# Provided data start

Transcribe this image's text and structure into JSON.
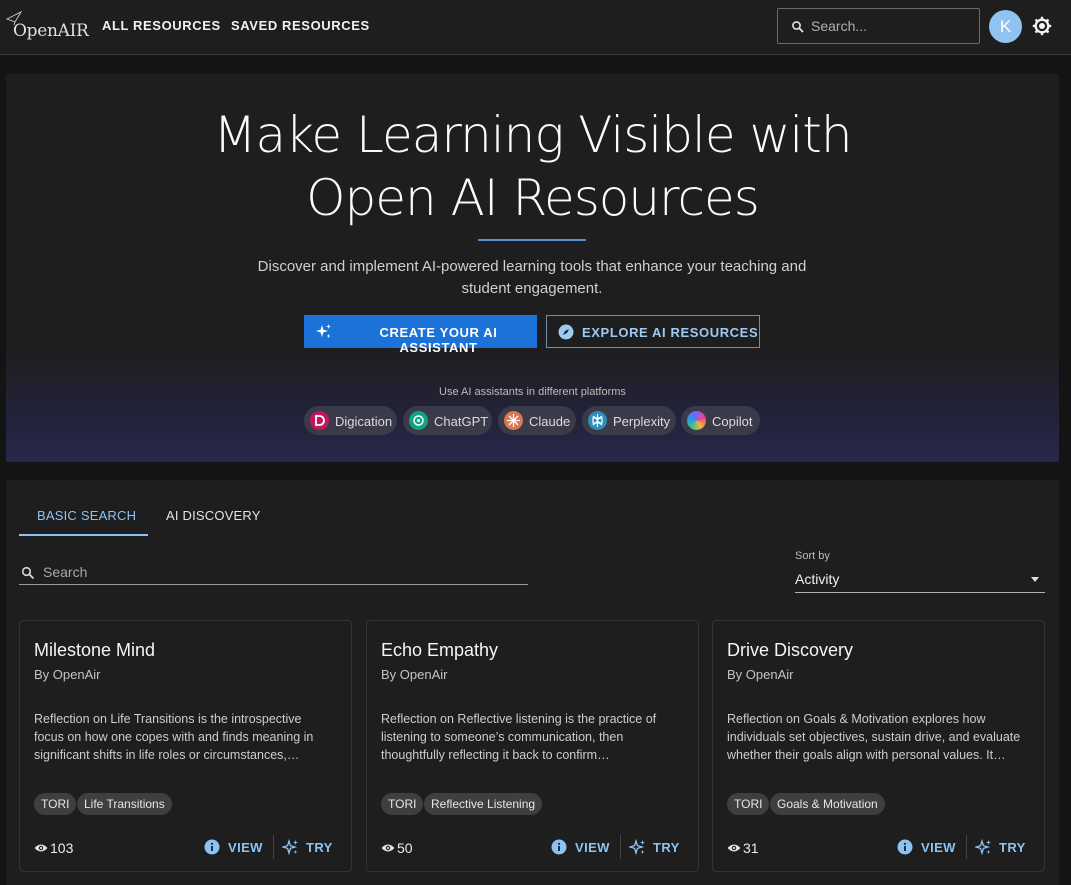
{
  "header": {
    "logo_text": "OpenAIR",
    "nav": [
      "ALL RESOURCES",
      "SAVED RESOURCES"
    ],
    "search_placeholder": "Search...",
    "avatar_initial": "K"
  },
  "hero": {
    "title_line1": "Make Learning Visible with",
    "title_line2": "Open AI Resources",
    "subtitle": "Discover and implement AI-powered learning tools that enhance your teaching and student engagement.",
    "primary_button": "CREATE YOUR AI ASSISTANT",
    "secondary_button": "EXPLORE AI RESOURCES",
    "platforms_label": "Use AI assistants in different platforms",
    "platforms": [
      {
        "name": "Digication",
        "color": "#c2185b"
      },
      {
        "name": "ChatGPT",
        "color": "#10a37f"
      },
      {
        "name": "Claude",
        "color": "#d97757"
      },
      {
        "name": "Perplexity",
        "color": "#2d8fb8"
      },
      {
        "name": "Copilot",
        "color": "#7b61ff"
      }
    ]
  },
  "filters": {
    "tabs": [
      "BASIC SEARCH",
      "AI DISCOVERY"
    ],
    "search_placeholder": "Search",
    "sort_label": "Sort by",
    "sort_value": "Activity"
  },
  "cards": [
    {
      "title": "Milestone Mind",
      "author": "By OpenAir",
      "description": "Reflection on Life Transitions is the introspective focus on how one copes with and finds meaning in significant shifts in life roles or circumstances,…",
      "tags": [
        "TORI",
        "Life Transitions"
      ],
      "views": "103",
      "view_label": "VIEW",
      "try_label": "TRY"
    },
    {
      "title": "Echo Empathy",
      "author": "By OpenAir",
      "description": "Reflection on Reflective listening is the practice of listening to someone’s communication, then thoughtfully reflecting it back to confirm…",
      "tags": [
        "TORI",
        "Reflective Listening"
      ],
      "views": "50",
      "view_label": "VIEW",
      "try_label": "TRY"
    },
    {
      "title": "Drive Discovery",
      "author": "By OpenAir",
      "description": "Reflection on Goals & Motivation explores how individuals set objectives, sustain drive, and evaluate whether their goals align with personal values. It…",
      "tags": [
        "TORI",
        "Goals & Motivation"
      ],
      "views": "31",
      "view_label": "VIEW",
      "try_label": "TRY"
    }
  ]
}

# Provided data end

◆ Written task
Reproduce the whole listing exactly, but not the images in it.

◆ The solution
Transcribe this image's text and structure into JSON.
{
  "header": {
    "logo_text": "OpenAIR",
    "nav": [
      "ALL RESOURCES",
      "SAVED RESOURCES"
    ],
    "search_placeholder": "Search...",
    "avatar_initial": "K"
  },
  "hero": {
    "title_line1": "Make Learning Visible with",
    "title_line2": "Open AI Resources",
    "subtitle": "Discover and implement AI-powered learning tools that enhance your teaching and student engagement.",
    "primary_button": "CREATE YOUR AI ASSISTANT",
    "secondary_button": "EXPLORE AI RESOURCES",
    "platforms_label": "Use AI assistants in different platforms",
    "platforms": [
      {
        "name": "Digication",
        "color": "#c2185b"
      },
      {
        "name": "ChatGPT",
        "color": "#10a37f"
      },
      {
        "name": "Claude",
        "color": "#d97757"
      },
      {
        "name": "Perplexity",
        "color": "#2d8fb8"
      },
      {
        "name": "Copilot",
        "color": "#7b61ff"
      }
    ]
  },
  "filters": {
    "tabs": [
      "BASIC SEARCH",
      "AI DISCOVERY"
    ],
    "search_placeholder": "Search",
    "sort_label": "Sort by",
    "sort_value": "Activity"
  },
  "cards": [
    {
      "title": "Milestone Mind",
      "author": "By OpenAir",
      "description": "Reflection on Life Transitions is the introspective focus on how one copes with and finds meaning in significant shifts in life roles or circumstances,…",
      "tags": [
        "TORI",
        "Life Transitions"
      ],
      "views": "103",
      "view_label": "VIEW",
      "try_label": "TRY"
    },
    {
      "title": "Echo Empathy",
      "author": "By OpenAir",
      "description": "Reflection on Reflective listening is the practice of listening to someone’s communication, then thoughtfully reflecting it back to confirm…",
      "tags": [
        "TORI",
        "Reflective Listening"
      ],
      "views": "50",
      "view_label": "VIEW",
      "try_label": "TRY"
    },
    {
      "title": "Drive Discovery",
      "author": "By OpenAir",
      "description": "Reflection on Goals & Motivation explores how individuals set objectives, sustain drive, and evaluate whether their goals align with personal values. It…",
      "tags": [
        "TORI",
        "Goals & Motivation"
      ],
      "views": "31",
      "view_label": "VIEW",
      "try_label": "TRY"
    }
  ]
}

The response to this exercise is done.